Region annotation records:
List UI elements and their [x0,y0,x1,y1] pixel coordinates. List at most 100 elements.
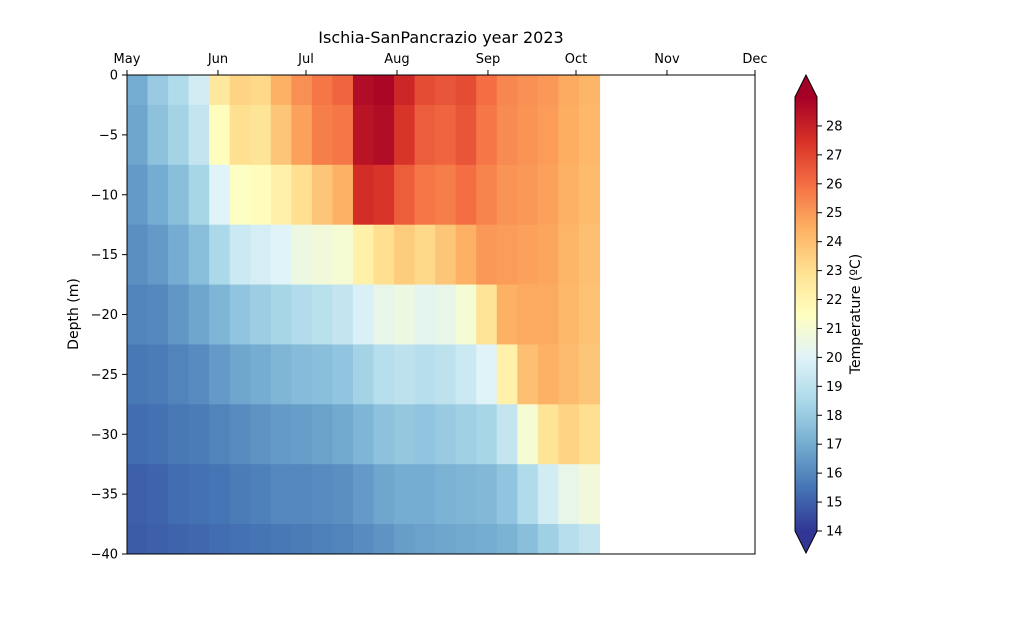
heatmap-cell [250,344,272,405]
heatmap-cell [578,344,601,405]
y-tick-label: −30 [91,428,118,443]
y-tick-label: 0 [110,69,118,84]
colorbar-tick-label: 17 [826,438,843,453]
heatmap-cell [270,404,292,465]
heatmap-cell [270,344,292,405]
heatmap-cell [394,344,416,405]
colorbar: 14 15 16 17 18 19 20 21 22 23 24 25 26 27 28 [794,73,843,555]
heatmap-cell [394,284,416,346]
heatmap-cell [291,524,313,554]
heatmap-cell [496,404,518,465]
heatmap-cell [291,164,313,226]
heatmap-cell [250,104,272,166]
heatmap-cell [496,164,518,226]
x-tick-label: Sep [476,52,501,67]
heatmap-cell [209,404,231,465]
heatmap-cell [311,284,334,346]
heatmap-cell [229,284,251,346]
colorbar-tick-label: 14 [826,525,843,540]
heatmap-cell [352,104,375,166]
heatmap-cell [270,224,292,286]
y-tick-label: −5 [99,128,118,143]
heatmap-cell [127,524,149,554]
heatmap-cell [394,75,416,106]
heatmap-cell [496,524,518,554]
heatmap-cell [578,524,601,554]
y-tick-label: −10 [91,188,118,203]
heatmap-cell [332,164,354,226]
y-tick-label: −20 [91,308,118,323]
heatmap-cell [209,224,231,286]
heatmap-cell [455,164,477,226]
heatmap-cell [496,284,518,346]
heatmap-cell [147,164,169,226]
heatmap-cell [291,75,313,106]
heatmap-cell [455,524,477,554]
heatmap-cell [291,104,313,166]
heatmap-cell [373,224,395,286]
colorbar-tick-label: 27 [826,148,843,163]
heatmap-cell [168,464,190,525]
heatmap-cell [209,164,231,226]
heatmap-cell [476,284,498,346]
heatmap-cell [455,344,477,405]
heatmap-cell [517,404,539,465]
heatmap-cell [537,404,559,465]
heatmap-cell [476,524,498,554]
heatmap-cell [558,464,580,525]
y-axis-title: Depth (m) [66,278,82,350]
heatmap-cell [188,344,210,405]
heatmap-cell [558,104,580,166]
heatmap-cell [311,164,334,226]
heatmap-cell [373,404,395,465]
y-tick-label: −35 [91,488,118,503]
colorbar-tick-label: 24 [826,235,843,250]
heatmap-cell [558,344,580,405]
heatmap-cell [127,224,149,286]
heatmap-cell [229,224,251,286]
heatmap-cell [414,104,436,166]
x-tick-label: Jul [297,52,314,67]
heatmap-cell [558,75,580,106]
heatmap-cell [537,344,559,405]
heatmap-cell [373,344,395,405]
heatmap-cell [147,404,169,465]
heatmap-cell [394,464,416,525]
heatmap-cell [168,284,190,346]
colorbar-tick-label: 15 [826,496,843,511]
heatmap-cell [311,464,334,525]
heatmap-cell [414,524,436,554]
heatmap-cell [496,104,518,166]
heatmap-cell [558,524,580,554]
heatmap-cell [250,164,272,226]
heatmap-cell [291,224,313,286]
heatmap-cell [435,284,457,346]
heatmap-cell [476,104,498,166]
heatmap-cell [537,524,559,554]
heatmap-cell [517,224,539,286]
heatmap-cell [229,164,251,226]
heatmap-cell [291,404,313,465]
heatmap-cell [127,404,149,465]
heatmap-cell [435,75,457,106]
heatmap-cell [394,404,416,465]
heatmap-cell [127,164,149,226]
heatmap-cell [476,404,498,465]
heatmap-cell [311,75,334,106]
heatmap-cell [332,404,354,465]
heatmap-cell [291,464,313,525]
chart-title: Ischia-SanPancrazio year 2023 [318,28,563,47]
heatmap-cell [414,224,436,286]
heatmap-cell [476,464,498,525]
heatmap-cell [496,464,518,525]
heatmap-cell [332,75,354,106]
heatmap-cell [558,224,580,286]
heatmap-cell [188,164,210,226]
heatmap-cell [188,464,210,525]
heatmap-cell [188,75,210,106]
heatmap-cell [188,404,210,465]
heatmap-cell [537,224,559,286]
heatmap-cell [578,104,601,166]
heatmap-cell [394,524,416,554]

_Challenge_. Please put every line of the records above into a numbered list, leaving out blank lines and any pictures.

_Solution for this task_.
1. List UI elements and their [x0,y0,x1,y1] pixel coordinates. List at most 100 elements.
2. heatmap-cell [250,344,272,405]
3. heatmap-cell [578,344,601,405]
4. y-tick-label: −30 [91,428,118,443]
5. y-tick-label: 0 [110,69,118,84]
6. colorbar-tick-label: 17 [826,438,843,453]
7. heatmap-cell [270,404,292,465]
8. heatmap-cell [270,344,292,405]
9. heatmap-cell [394,344,416,405]
10. colorbar: 14 15 16 17 18 19 20 21 22 23 24 25 26 27 28 [794,73,843,555]
11. heatmap-cell [394,284,416,346]
12. heatmap-cell [291,524,313,554]
13. heatmap-cell [496,404,518,465]
14. heatmap-cell [291,164,313,226]
15. heatmap-cell [250,104,272,166]
16. heatmap-cell [496,164,518,226]
17. x-tick-label: Sep [476,52,501,67]
18. heatmap-cell [209,404,231,465]
19. heatmap-cell [311,284,334,346]
20. heatmap-cell [229,284,251,346]
21. colorbar-tick-label: 14 [826,525,843,540]
22. heatmap-cell [352,104,375,166]
23. heatmap-cell [270,224,292,286]
24. y-tick-label: −5 [99,128,118,143]
25. heatmap-cell [127,524,149,554]
26. heatmap-cell [394,75,416,106]
27. heatmap-cell [496,524,518,554]
28. heatmap-cell [578,524,601,554]
29. y-tick-label: −10 [91,188,118,203]
30. heatmap-cell [332,164,354,226]
31. y-tick-label: −20 [91,308,118,323]
32. heatmap-cell [209,224,231,286]
33. heatmap-cell [455,164,477,226]
34. heatmap-cell [496,284,518,346]
35. heatmap-cell [147,164,169,226]
36. heatmap-cell [291,75,313,106]
37. heatmap-cell [455,524,477,554]
38. heatmap-cell [291,104,313,166]
39. heatmap-cell [373,224,395,286]
40. colorbar-tick-label: 27 [826,148,843,163]
41. heatmap-cell [168,464,190,525]
42. heatmap-cell [209,164,231,226]
43. heatmap-cell [476,284,498,346]
44. heatmap-cell [455,344,477,405]
45. heatmap-cell [517,404,539,465]
46. heatmap-cell [537,404,559,465]
47. heatmap-cell [476,524,498,554]
48. heatmap-cell [558,464,580,525]
49. y-axis-title: Depth (m) [66,278,82,350]
50. heatmap-cell [188,344,210,405]
51. heatmap-cell [558,104,580,166]
52. heatmap-cell [311,164,334,226]
53. heatmap-cell [373,404,395,465]
54. y-tick-label: −35 [91,488,118,503]
55. colorbar-tick-label: 24 [826,235,843,250]
56. heatmap-cell [558,344,580,405]
57. heatmap-cell [127,224,149,286]
58. heatmap-cell [229,224,251,286]
59. heatmap-cell [414,104,436,166]
60. x-tick-label: Jul [297,52,314,67]
61. heatmap-cell [558,75,580,106]
62. heatmap-cell [537,344,559,405]
63. heatmap-cell [373,344,395,405]
64. heatmap-cell [147,404,169,465]
65. heatmap-cell [394,464,416,525]
66. heatmap-cell [168,284,190,346]
67. colorbar-tick-label: 15 [826,496,843,511]
68. heatmap-cell [311,464,334,525]
69. heatmap-cell [414,524,436,554]
70. heatmap-cell [496,104,518,166]
71. heatmap-cell [558,524,580,554]
72. heatmap-cell [250,164,272,226]
73. heatmap-cell [291,224,313,286]
74. heatmap-cell [435,284,457,346]
75. heatmap-cell [476,104,498,166]
76. heatmap-cell [537,524,559,554]
77. heatmap-cell [517,224,539,286]
78. heatmap-cell [229,164,251,226]
79. heatmap-cell [291,404,313,465]
80. heatmap-cell [127,404,149,465]
81. heatmap-cell [435,75,457,106]
82. heatmap-cell [394,404,416,465]
83. heatmap-cell [127,164,149,226]
84. heatmap-cell [476,404,498,465]
85. heatmap-cell [311,75,334,106]
86. heatmap-cell [332,404,354,465]
87. heatmap-cell [291,464,313,525]
88. chart-title: Ischia-SanPancrazio year 2023 [318,28,563,47]
89. heatmap-cell [414,224,436,286]
90. heatmap-cell [476,464,498,525]
91. heatmap-cell [496,464,518,525]
92. heatmap-cell [332,75,354,106]
93. heatmap-cell [558,224,580,286]
94. heatmap-cell [188,164,210,226]
95. heatmap-cell [188,464,210,525]
96. heatmap-cell [188,75,210,106]
97. heatmap-cell [188,404,210,465]
98. heatmap-cell [537,224,559,286]
99. heatmap-cell [578,104,601,166]
100. heatmap-cell [394,524,416,554]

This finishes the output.